• _WHAT IS REQUIRED_:
Records follow. Select each line holding "title".

═════ GIVEN RECORDS

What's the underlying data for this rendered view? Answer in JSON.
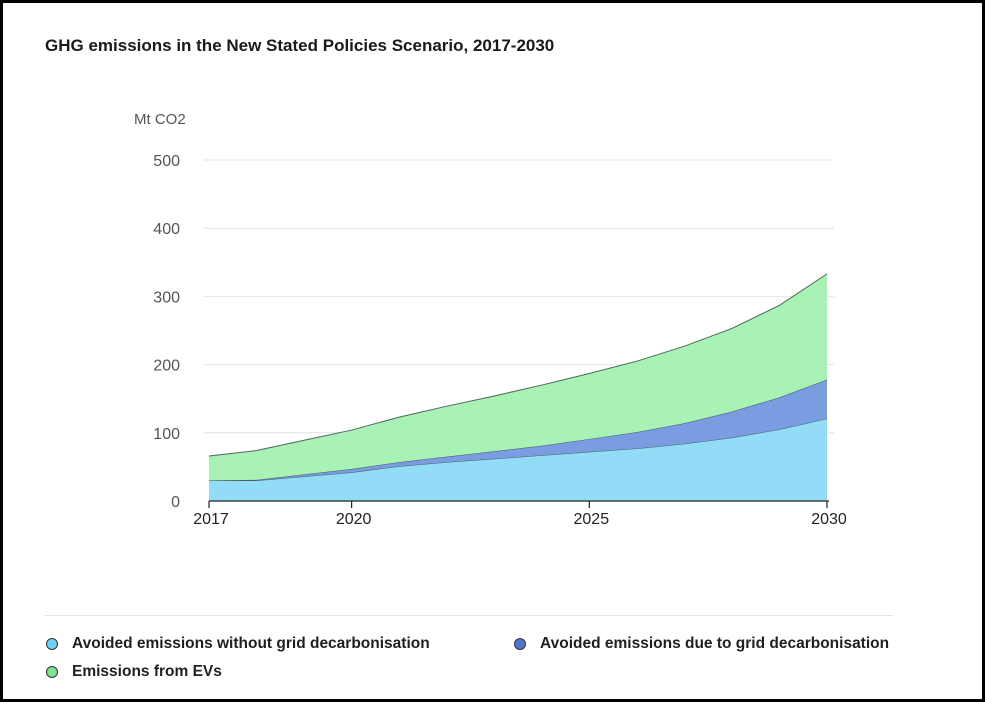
{
  "chart_data": {
    "type": "area",
    "stacked": true,
    "title": "GHG emissions in the New Stated Policies Scenario, 2017-2030",
    "ylabel": "Mt CO2",
    "xlabel": "",
    "ylim": [
      0,
      500
    ],
    "xlim": [
      2017,
      2030
    ],
    "yticks": [
      0,
      100,
      200,
      300,
      400,
      500
    ],
    "xticks": [
      2017,
      2020,
      2025,
      2030
    ],
    "grid": true,
    "legend_position": "bottom",
    "x": [
      2017,
      2018,
      2019,
      2020,
      2021,
      2022,
      2023,
      2024,
      2025,
      2026,
      2027,
      2028,
      2029,
      2030
    ],
    "series": [
      {
        "name": "Avoided emissions without grid decarbonisation",
        "color": "#92dcf8",
        "values": [
          30,
          30,
          36,
          42,
          51,
          57,
          62,
          67,
          72,
          77,
          84,
          93,
          105,
          121
        ]
      },
      {
        "name": "Avoided emissions due to grid decarbonisation",
        "color": "#7a9ce0",
        "values": [
          0,
          1,
          3,
          5,
          6,
          8,
          11,
          14,
          19,
          24,
          30,
          38,
          47,
          57
        ]
      },
      {
        "name": "Emissions from EVs",
        "color": "#a7f2b4",
        "values": [
          36,
          43,
          50,
          57,
          66,
          74,
          81,
          89,
          96,
          104,
          113,
          122,
          135,
          155
        ]
      }
    ]
  }
}
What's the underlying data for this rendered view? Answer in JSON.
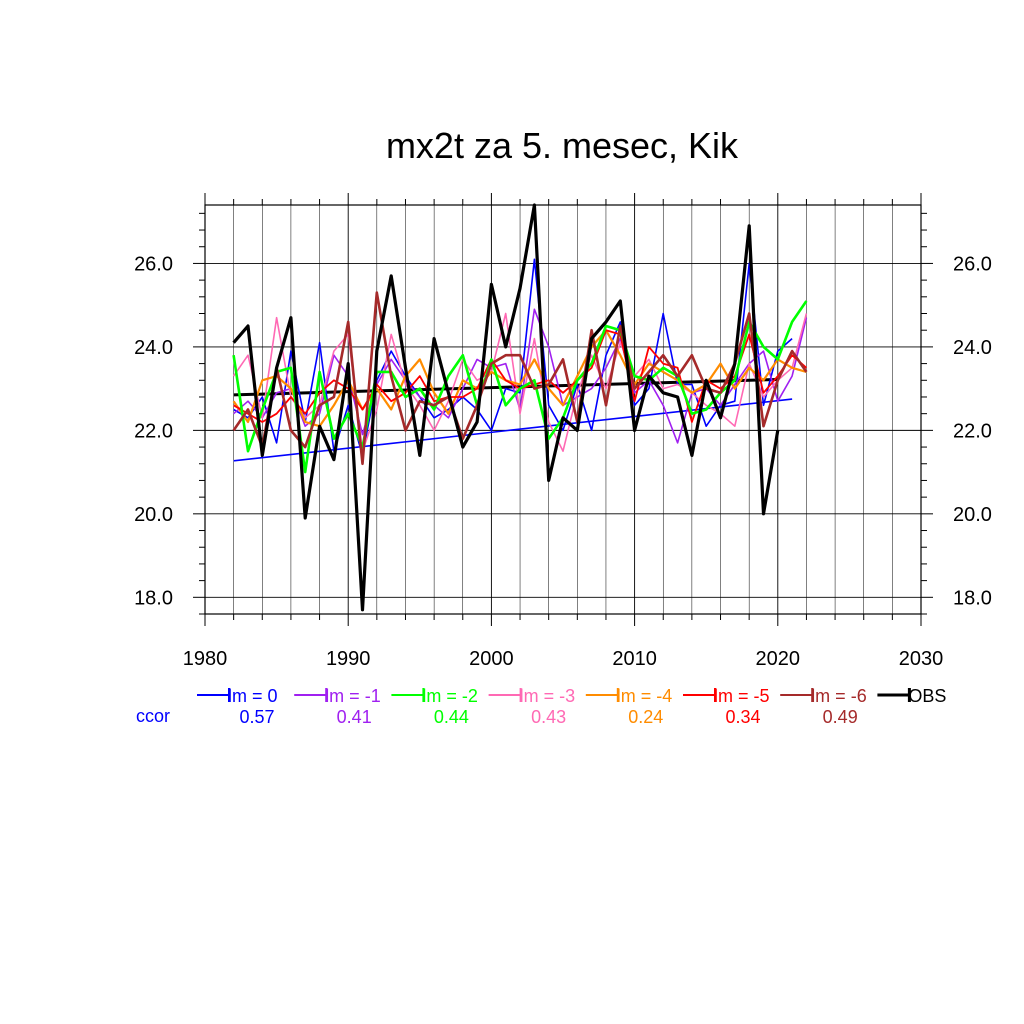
{
  "chart_data": {
    "type": "line",
    "title": "mx2t za 5. mesec, Kik",
    "xlim": [
      1980,
      2030
    ],
    "ylim": [
      17.6,
      27.4
    ],
    "x_ticks": [
      1980,
      1990,
      2000,
      2010,
      2020,
      2030
    ],
    "x_tick_labels": [
      "1980",
      "1990",
      "2000",
      "2010",
      "2020",
      "2030"
    ],
    "y_ticks": [
      18,
      20,
      22,
      24,
      26
    ],
    "y_tick_labels": [
      "18.0",
      "20.0",
      "22.0",
      "24.0",
      "26.0"
    ],
    "grid": true,
    "y_axis_labels_both_sides": true,
    "series": [
      {
        "name": "lm = 0",
        "color": "#0000ff",
        "width": 1.6,
        "x": [
          1982,
          1983,
          1984,
          1985,
          1986,
          1987,
          1988,
          1989,
          1990,
          1991,
          1992,
          1993,
          1994,
          1995,
          1996,
          1997,
          1998,
          1999,
          2000,
          2001,
          2002,
          2003,
          2004,
          2005,
          2006,
          2007,
          2008,
          2009,
          2010,
          2011,
          2012,
          2013,
          2014,
          2015,
          2016,
          2017,
          2018,
          2019,
          2020,
          2021
        ],
        "y": [
          22.5,
          22.3,
          22.8,
          21.7,
          23.9,
          22.2,
          24.1,
          21.5,
          22.6,
          21.4,
          23.2,
          23.9,
          23.3,
          22.8,
          22.3,
          22.5,
          22.8,
          22.5,
          22.0,
          23.0,
          22.9,
          26.1,
          22.6,
          22.0,
          23.1,
          22.0,
          23.8,
          24.6,
          22.6,
          23.0,
          24.8,
          23.1,
          23.1,
          22.1,
          22.6,
          22.7,
          26.0,
          22.6,
          23.9,
          24.2
        ],
        "trend": [
          [
            1982,
            21.27
          ],
          [
            2021,
            22.75
          ]
        ]
      },
      {
        "name": "lm = -1",
        "color": "#a020f0",
        "width": 1.6,
        "x": [
          1982,
          1983,
          1984,
          1985,
          1986,
          1987,
          1988,
          1989,
          1990,
          1991,
          1992,
          1993,
          1994,
          1995,
          1996,
          1997,
          1998,
          1999,
          2000,
          2001,
          2002,
          2003,
          2004,
          2005,
          2006,
          2007,
          2008,
          2009,
          2010,
          2011,
          2012,
          2013,
          2014,
          2015,
          2016,
          2017,
          2018,
          2019,
          2020,
          2021,
          2022
        ],
        "y": [
          22.4,
          22.7,
          22.3,
          22.9,
          23.0,
          22.1,
          22.4,
          23.8,
          23.3,
          21.9,
          23.1,
          23.7,
          23.2,
          22.8,
          22.6,
          22.3,
          23.0,
          23.7,
          23.5,
          23.6,
          22.5,
          24.9,
          24.0,
          22.6,
          22.8,
          23.0,
          23.5,
          24.2,
          22.9,
          23.2,
          22.6,
          21.7,
          22.9,
          23.0,
          22.6,
          23.1,
          23.6,
          23.9,
          22.7,
          23.3,
          24.7
        ],
        "trend": null
      },
      {
        "name": "lm = -2",
        "color": "#00ff00",
        "width": 2.6,
        "x": [
          1982,
          1983,
          1984,
          1985,
          1986,
          1987,
          1988,
          1989,
          1990,
          1991,
          1992,
          1993,
          1994,
          1995,
          1996,
          1997,
          1998,
          1999,
          2000,
          2001,
          2002,
          2003,
          2004,
          2005,
          2006,
          2007,
          2008,
          2009,
          2010,
          2011,
          2012,
          2013,
          2014,
          2015,
          2016,
          2017,
          2018,
          2019,
          2020,
          2021,
          2022
        ],
        "y": [
          23.8,
          21.5,
          22.5,
          23.4,
          23.5,
          21.0,
          23.4,
          21.8,
          22.4,
          21.6,
          23.4,
          23.4,
          22.8,
          23.0,
          22.5,
          23.3,
          23.8,
          22.6,
          23.7,
          22.6,
          23.0,
          23.2,
          21.8,
          22.3,
          23.2,
          23.6,
          24.5,
          24.4,
          23.3,
          23.2,
          23.5,
          23.3,
          22.4,
          22.5,
          22.9,
          23.2,
          24.6,
          24.0,
          23.7,
          24.6,
          25.1
        ],
        "trend": null
      },
      {
        "name": "lm = -3",
        "color": "#ff69b4",
        "width": 1.6,
        "x": [
          1982,
          1983,
          1984,
          1985,
          1986,
          1987,
          1988,
          1989,
          1990,
          1991,
          1992,
          1993,
          1994,
          1995,
          1996,
          1997,
          1998,
          1999,
          2000,
          2001,
          2002,
          2003,
          2004,
          2005,
          2006,
          2007,
          2008,
          2009,
          2010,
          2011,
          2012,
          2013,
          2014,
          2015,
          2016,
          2017,
          2018,
          2019,
          2020,
          2021,
          2022
        ],
        "y": [
          23.3,
          23.8,
          22.3,
          24.7,
          22.8,
          22.3,
          22.6,
          23.9,
          24.3,
          21.5,
          22.5,
          24.3,
          23.1,
          22.6,
          22.0,
          22.7,
          23.7,
          23.2,
          23.4,
          24.8,
          22.4,
          24.2,
          22.2,
          21.5,
          22.9,
          23.8,
          23.0,
          24.1,
          23.3,
          23.7,
          23.0,
          23.1,
          22.9,
          22.6,
          22.4,
          22.1,
          23.6,
          22.8,
          23.2,
          23.5,
          24.8
        ],
        "trend": null
      },
      {
        "name": "lm = -4",
        "color": "#ff8c00",
        "width": 2.2,
        "x": [
          1982,
          1983,
          1984,
          1985,
          1986,
          1987,
          1988,
          1989,
          1990,
          1991,
          1992,
          1993,
          1994,
          1995,
          1996,
          1997,
          1998,
          1999,
          2000,
          2001,
          2002,
          2003,
          2004,
          2005,
          2006,
          2007,
          2008,
          2009,
          2010,
          2011,
          2012,
          2013,
          2014,
          2015,
          2016,
          2017,
          2018,
          2019,
          2020,
          2021,
          2022
        ],
        "y": [
          22.7,
          22.2,
          23.2,
          23.3,
          23.0,
          22.2,
          22.1,
          22.6,
          23.2,
          22.5,
          23.0,
          22.5,
          23.3,
          23.7,
          22.9,
          22.4,
          23.2,
          23.0,
          23.4,
          23.2,
          23.1,
          23.7,
          23.0,
          22.6,
          23.3,
          24.0,
          24.4,
          23.8,
          23.1,
          23.6,
          23.4,
          23.2,
          22.9,
          23.1,
          23.6,
          23.0,
          23.5,
          23.2,
          23.7,
          23.5,
          23.4
        ],
        "trend": null
      },
      {
        "name": "lm = -5",
        "color": "#ff0000",
        "width": 1.8,
        "x": [
          1982,
          1983,
          1984,
          1985,
          1986,
          1987,
          1988,
          1989,
          1990,
          1991,
          1992,
          1993,
          1994,
          1995,
          1996,
          1997,
          1998,
          1999,
          2000,
          2001,
          2002,
          2003,
          2004,
          2005,
          2006,
          2007,
          2008,
          2009,
          2010,
          2011,
          2012,
          2013,
          2014,
          2015,
          2016,
          2017,
          2018,
          2019,
          2020,
          2021,
          2022
        ],
        "y": [
          22.6,
          22.4,
          22.2,
          22.4,
          22.8,
          22.4,
          22.9,
          23.2,
          23.0,
          22.5,
          23.1,
          22.7,
          22.9,
          23.3,
          22.7,
          22.8,
          22.8,
          23.0,
          23.7,
          23.2,
          23.0,
          23.1,
          23.2,
          22.9,
          23.2,
          23.5,
          24.4,
          24.3,
          22.7,
          24.0,
          23.6,
          23.5,
          22.2,
          23.2,
          23.0,
          23.3,
          24.3,
          22.9,
          23.3,
          23.8,
          23.5
        ],
        "trend": null
      },
      {
        "name": "lm = -6",
        "color": "#a52a2a",
        "width": 2.6,
        "x": [
          1982,
          1983,
          1984,
          1985,
          1986,
          1987,
          1988,
          1989,
          1990,
          1991,
          1992,
          1993,
          1994,
          1995,
          1996,
          1997,
          1998,
          1999,
          2000,
          2001,
          2002,
          2003,
          2004,
          2005,
          2006,
          2007,
          2008,
          2009,
          2010,
          2011,
          2012,
          2013,
          2014,
          2015,
          2016,
          2017,
          2018,
          2019,
          2020,
          2021,
          2022
        ],
        "y": [
          22.0,
          22.5,
          21.6,
          23.5,
          22.0,
          21.6,
          22.6,
          22.8,
          24.6,
          21.2,
          25.3,
          23.3,
          22.0,
          22.7,
          22.6,
          22.8,
          21.8,
          22.6,
          23.6,
          23.8,
          23.8,
          23.0,
          23.1,
          23.7,
          22.2,
          24.4,
          22.6,
          24.5,
          23.0,
          23.4,
          23.8,
          23.3,
          23.8,
          23.0,
          22.9,
          23.6,
          24.8,
          22.1,
          23.2,
          23.9,
          23.4
        ],
        "trend": null
      },
      {
        "name": "OBS",
        "color": "#000000",
        "width": 3.2,
        "x": [
          1982,
          1983,
          1984,
          1985,
          1986,
          1987,
          1988,
          1989,
          1990,
          1991,
          1992,
          1993,
          1994,
          1995,
          1996,
          1997,
          1998,
          1999,
          2000,
          2001,
          2002,
          2003,
          2004,
          2005,
          2006,
          2007,
          2008,
          2009,
          2010,
          2011,
          2012,
          2013,
          2014,
          2015,
          2016,
          2017,
          2018,
          2019,
          2020
        ],
        "y": [
          24.1,
          24.5,
          21.4,
          23.5,
          24.7,
          19.9,
          22.1,
          21.3,
          23.6,
          17.7,
          23.9,
          25.7,
          23.5,
          21.4,
          24.2,
          22.9,
          21.6,
          22.2,
          25.5,
          24.0,
          25.4,
          27.4,
          20.8,
          22.3,
          22.0,
          24.2,
          24.6,
          25.1,
          22.0,
          23.3,
          22.9,
          22.8,
          21.4,
          23.2,
          22.3,
          23.6,
          26.9,
          20.0,
          22.0
        ],
        "trend": [
          [
            1982,
            22.85
          ],
          [
            2020,
            23.22
          ]
        ]
      }
    ],
    "legend": {
      "position": "below plot",
      "ccor_label": "ccor",
      "ccor_label_color": "#0000ff",
      "ccor_values": [
        "0.57",
        "0.41",
        "0.44",
        "0.43",
        "0.24",
        "0.34",
        "0.49"
      ]
    }
  }
}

══════════

• _COMPLETED TASK_:
    "title": "GHG emissions in the New Stated Policies Scenario, 2017-2030",
    "title": "mx2t za 5. mesec, Kik",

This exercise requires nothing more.